— What the task requires —
From the listing below, return each line that includes "true".

(Records from a data collection)

******************************

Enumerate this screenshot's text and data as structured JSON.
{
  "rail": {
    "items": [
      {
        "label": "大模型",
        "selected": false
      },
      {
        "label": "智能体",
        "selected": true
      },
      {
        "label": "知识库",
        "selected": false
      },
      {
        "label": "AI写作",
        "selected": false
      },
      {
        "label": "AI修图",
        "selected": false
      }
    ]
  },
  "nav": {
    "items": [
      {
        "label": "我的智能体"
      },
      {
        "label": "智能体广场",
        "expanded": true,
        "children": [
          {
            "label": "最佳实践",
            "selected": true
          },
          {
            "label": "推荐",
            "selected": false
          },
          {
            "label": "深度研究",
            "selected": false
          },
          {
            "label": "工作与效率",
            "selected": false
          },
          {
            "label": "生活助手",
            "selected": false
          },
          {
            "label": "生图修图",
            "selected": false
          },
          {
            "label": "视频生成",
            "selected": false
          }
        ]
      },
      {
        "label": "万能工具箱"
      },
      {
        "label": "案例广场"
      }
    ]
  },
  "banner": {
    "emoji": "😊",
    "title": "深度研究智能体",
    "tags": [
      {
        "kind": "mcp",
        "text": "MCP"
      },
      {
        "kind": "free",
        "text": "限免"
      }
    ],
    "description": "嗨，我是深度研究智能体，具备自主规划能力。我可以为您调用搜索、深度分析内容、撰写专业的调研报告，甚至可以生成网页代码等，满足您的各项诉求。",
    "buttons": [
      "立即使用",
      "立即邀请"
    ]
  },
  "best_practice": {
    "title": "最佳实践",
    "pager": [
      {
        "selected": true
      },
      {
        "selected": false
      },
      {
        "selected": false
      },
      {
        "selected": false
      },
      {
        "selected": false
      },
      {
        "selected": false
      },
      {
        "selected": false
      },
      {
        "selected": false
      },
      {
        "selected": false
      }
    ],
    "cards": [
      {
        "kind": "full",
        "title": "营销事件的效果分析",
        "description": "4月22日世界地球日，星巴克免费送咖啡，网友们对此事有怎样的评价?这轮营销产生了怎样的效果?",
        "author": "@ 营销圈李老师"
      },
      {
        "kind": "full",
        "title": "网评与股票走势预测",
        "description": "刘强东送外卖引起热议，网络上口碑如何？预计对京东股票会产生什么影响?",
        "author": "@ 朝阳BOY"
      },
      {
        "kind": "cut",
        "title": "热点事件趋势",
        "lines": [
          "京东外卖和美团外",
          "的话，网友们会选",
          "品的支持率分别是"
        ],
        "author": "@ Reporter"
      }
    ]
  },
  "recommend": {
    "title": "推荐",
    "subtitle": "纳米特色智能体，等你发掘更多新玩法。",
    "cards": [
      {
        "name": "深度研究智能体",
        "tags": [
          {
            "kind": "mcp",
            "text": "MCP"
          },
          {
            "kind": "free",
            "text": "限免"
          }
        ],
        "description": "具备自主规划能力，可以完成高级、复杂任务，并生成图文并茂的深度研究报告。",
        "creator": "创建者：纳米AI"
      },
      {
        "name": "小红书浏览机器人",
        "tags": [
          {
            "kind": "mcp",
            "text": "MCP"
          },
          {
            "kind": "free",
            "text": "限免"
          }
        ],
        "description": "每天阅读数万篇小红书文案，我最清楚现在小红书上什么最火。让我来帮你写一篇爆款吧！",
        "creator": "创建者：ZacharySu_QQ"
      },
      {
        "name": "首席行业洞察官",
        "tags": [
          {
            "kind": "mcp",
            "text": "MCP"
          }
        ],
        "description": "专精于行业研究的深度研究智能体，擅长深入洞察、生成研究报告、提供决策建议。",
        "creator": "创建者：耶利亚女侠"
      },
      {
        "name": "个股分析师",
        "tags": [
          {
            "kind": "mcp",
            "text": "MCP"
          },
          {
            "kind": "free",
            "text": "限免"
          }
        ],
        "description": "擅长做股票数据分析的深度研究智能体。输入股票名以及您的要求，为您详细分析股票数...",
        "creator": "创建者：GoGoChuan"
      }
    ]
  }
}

******************************

— Exercise result —
        "selected": true
        "expanded": true,
            "selected": true
        "selected": true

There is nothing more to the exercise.